### [Task instructions]
Take every line that has the string "bottom" and copy it out.

____

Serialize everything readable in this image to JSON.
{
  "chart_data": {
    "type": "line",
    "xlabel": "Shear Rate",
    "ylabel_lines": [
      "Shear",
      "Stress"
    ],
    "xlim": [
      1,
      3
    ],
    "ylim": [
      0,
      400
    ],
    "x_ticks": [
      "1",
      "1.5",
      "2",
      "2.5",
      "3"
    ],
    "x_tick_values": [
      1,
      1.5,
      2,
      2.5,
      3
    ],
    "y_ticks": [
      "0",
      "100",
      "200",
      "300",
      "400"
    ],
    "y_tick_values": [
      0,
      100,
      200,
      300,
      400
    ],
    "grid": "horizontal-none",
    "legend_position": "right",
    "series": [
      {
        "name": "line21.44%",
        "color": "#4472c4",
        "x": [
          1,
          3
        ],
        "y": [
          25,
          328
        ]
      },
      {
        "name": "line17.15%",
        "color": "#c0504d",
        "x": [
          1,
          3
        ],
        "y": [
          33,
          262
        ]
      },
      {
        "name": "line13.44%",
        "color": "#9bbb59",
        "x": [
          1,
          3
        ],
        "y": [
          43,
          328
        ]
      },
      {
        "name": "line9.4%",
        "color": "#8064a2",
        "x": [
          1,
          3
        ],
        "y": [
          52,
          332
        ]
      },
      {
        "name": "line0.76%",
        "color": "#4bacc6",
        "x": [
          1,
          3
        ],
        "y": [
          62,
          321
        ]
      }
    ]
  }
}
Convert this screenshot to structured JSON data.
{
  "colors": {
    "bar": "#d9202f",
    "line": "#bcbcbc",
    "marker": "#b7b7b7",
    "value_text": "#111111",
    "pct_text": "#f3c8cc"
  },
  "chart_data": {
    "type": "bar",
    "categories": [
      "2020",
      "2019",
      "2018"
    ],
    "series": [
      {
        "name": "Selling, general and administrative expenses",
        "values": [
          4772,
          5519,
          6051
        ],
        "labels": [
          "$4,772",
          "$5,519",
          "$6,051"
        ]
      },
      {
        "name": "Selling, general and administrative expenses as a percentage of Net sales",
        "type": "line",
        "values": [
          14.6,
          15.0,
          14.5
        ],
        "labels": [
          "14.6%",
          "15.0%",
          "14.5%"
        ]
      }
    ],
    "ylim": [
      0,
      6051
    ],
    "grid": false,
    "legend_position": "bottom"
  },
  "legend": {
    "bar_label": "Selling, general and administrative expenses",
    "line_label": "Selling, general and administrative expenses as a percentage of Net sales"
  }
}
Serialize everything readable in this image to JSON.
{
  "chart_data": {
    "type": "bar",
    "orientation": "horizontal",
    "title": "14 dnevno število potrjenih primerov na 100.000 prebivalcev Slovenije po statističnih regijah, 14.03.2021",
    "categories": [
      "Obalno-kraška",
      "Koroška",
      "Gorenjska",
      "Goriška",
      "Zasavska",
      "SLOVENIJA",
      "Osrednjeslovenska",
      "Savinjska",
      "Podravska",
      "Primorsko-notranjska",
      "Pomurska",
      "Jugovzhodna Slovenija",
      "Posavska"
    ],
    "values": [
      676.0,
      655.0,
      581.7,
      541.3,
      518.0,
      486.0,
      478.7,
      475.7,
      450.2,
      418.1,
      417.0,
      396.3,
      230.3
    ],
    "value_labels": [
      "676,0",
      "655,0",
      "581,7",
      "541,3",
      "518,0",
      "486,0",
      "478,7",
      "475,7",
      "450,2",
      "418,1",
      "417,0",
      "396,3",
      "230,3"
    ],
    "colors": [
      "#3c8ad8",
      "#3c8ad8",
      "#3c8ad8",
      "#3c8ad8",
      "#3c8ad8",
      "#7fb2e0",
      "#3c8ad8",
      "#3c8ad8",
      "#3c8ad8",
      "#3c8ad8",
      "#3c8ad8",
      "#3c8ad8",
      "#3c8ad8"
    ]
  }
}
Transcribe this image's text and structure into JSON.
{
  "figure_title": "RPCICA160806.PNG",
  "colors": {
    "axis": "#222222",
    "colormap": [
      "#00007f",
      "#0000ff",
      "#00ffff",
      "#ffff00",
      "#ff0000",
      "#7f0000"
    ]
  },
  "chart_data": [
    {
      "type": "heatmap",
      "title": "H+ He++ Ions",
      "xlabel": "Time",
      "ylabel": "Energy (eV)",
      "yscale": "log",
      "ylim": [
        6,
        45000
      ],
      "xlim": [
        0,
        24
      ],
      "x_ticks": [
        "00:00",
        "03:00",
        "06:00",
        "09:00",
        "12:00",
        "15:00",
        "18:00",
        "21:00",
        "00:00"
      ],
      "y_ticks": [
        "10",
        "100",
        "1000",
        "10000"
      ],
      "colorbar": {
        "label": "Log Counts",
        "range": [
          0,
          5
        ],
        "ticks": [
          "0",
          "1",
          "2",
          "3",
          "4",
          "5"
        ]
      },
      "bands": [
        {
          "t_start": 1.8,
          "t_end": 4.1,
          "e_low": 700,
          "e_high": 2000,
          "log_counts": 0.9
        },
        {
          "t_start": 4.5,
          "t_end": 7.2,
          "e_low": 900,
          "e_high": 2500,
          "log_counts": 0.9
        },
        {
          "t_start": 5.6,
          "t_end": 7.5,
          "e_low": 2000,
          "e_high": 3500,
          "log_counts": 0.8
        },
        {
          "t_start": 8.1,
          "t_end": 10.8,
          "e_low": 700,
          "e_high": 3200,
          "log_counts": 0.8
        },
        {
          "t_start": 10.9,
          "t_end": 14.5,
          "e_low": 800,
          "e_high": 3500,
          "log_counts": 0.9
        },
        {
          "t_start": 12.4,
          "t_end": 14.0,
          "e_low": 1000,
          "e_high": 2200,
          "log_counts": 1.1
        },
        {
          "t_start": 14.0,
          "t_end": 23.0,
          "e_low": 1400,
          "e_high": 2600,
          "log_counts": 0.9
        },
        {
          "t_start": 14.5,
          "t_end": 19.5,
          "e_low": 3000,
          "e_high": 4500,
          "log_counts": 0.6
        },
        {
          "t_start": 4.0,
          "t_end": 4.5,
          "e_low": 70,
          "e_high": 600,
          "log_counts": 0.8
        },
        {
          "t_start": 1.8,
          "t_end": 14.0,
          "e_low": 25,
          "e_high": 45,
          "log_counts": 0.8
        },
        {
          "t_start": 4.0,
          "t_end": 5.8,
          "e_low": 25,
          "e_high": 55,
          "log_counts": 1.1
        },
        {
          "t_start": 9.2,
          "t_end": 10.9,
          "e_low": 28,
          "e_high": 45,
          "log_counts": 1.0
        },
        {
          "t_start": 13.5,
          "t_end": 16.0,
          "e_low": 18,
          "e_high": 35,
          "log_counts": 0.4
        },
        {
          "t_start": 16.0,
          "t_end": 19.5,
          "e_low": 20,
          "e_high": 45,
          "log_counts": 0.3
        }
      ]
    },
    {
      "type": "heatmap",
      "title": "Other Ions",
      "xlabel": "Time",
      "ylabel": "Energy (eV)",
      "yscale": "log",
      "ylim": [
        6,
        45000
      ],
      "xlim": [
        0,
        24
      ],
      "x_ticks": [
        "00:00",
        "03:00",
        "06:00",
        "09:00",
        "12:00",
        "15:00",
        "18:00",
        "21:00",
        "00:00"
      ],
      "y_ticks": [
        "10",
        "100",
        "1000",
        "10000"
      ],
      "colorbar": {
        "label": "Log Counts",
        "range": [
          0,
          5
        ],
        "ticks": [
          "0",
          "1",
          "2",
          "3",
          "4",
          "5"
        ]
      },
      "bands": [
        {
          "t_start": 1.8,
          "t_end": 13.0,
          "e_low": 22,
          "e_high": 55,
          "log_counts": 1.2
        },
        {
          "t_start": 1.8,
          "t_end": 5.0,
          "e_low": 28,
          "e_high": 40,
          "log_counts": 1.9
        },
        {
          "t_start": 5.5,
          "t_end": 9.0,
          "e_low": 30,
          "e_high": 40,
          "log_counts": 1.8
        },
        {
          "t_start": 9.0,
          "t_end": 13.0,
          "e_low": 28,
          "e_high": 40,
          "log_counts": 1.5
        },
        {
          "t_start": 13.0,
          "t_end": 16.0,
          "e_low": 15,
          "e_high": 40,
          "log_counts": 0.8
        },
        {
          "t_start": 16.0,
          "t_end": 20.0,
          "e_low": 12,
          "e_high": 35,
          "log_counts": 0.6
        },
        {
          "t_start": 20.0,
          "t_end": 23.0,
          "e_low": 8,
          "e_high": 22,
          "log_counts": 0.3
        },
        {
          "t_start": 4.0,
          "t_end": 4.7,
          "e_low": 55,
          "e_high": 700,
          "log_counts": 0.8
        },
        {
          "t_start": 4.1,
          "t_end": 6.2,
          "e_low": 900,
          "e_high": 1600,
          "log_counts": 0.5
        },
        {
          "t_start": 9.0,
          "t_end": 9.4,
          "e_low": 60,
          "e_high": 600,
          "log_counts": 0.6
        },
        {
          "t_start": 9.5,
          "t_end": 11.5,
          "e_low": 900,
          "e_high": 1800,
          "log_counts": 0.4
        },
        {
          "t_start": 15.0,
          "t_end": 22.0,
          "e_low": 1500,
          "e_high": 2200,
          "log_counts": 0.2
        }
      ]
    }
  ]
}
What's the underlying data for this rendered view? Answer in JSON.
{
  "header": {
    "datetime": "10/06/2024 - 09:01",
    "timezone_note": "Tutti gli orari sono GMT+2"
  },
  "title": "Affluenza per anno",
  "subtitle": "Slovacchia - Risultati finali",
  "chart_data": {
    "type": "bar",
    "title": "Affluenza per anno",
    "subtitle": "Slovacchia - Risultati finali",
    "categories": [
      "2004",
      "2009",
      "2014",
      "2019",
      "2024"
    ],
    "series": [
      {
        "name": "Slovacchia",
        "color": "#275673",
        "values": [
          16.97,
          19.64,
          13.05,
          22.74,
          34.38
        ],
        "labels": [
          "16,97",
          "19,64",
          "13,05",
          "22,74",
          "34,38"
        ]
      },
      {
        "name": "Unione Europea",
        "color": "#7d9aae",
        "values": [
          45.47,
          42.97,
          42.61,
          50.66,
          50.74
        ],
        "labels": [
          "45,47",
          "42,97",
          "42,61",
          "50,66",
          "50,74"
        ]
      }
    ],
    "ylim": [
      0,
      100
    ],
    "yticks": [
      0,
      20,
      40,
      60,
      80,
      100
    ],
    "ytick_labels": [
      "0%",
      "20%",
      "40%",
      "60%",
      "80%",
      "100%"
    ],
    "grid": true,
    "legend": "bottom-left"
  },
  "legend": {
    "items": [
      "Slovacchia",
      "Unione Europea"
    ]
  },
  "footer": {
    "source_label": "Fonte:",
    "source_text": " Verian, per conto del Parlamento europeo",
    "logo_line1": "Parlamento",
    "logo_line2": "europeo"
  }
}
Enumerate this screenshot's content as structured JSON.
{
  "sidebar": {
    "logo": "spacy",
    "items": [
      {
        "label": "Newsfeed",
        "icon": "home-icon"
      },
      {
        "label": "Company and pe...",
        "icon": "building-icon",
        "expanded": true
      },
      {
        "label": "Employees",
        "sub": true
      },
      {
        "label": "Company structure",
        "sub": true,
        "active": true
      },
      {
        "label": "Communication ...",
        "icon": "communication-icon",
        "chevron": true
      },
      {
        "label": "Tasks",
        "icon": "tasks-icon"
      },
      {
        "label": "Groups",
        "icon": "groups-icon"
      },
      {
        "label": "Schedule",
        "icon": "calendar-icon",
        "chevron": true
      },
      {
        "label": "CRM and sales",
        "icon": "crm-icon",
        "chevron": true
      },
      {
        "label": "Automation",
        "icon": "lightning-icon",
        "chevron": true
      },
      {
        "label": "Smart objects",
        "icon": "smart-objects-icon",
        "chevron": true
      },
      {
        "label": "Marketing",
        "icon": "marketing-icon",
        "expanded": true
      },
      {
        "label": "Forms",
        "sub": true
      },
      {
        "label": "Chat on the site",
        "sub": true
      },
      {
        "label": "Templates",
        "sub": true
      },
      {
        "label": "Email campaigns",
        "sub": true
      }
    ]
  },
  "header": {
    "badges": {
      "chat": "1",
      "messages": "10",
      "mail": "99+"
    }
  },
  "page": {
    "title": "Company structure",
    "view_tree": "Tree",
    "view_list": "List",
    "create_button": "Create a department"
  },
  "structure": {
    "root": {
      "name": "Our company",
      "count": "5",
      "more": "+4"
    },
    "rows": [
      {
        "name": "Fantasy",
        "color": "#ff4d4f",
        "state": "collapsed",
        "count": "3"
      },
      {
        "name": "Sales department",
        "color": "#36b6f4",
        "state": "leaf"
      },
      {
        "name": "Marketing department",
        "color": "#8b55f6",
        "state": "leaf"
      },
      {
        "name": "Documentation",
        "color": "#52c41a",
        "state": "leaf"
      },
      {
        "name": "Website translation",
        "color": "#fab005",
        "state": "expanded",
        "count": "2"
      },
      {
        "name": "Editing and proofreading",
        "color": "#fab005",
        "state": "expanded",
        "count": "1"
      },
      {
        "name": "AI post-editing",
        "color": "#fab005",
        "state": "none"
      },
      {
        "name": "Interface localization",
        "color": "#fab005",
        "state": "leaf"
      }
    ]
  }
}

____

### [Task answer]
    "legend_position": "bottom"
    "legend": "bottom-left"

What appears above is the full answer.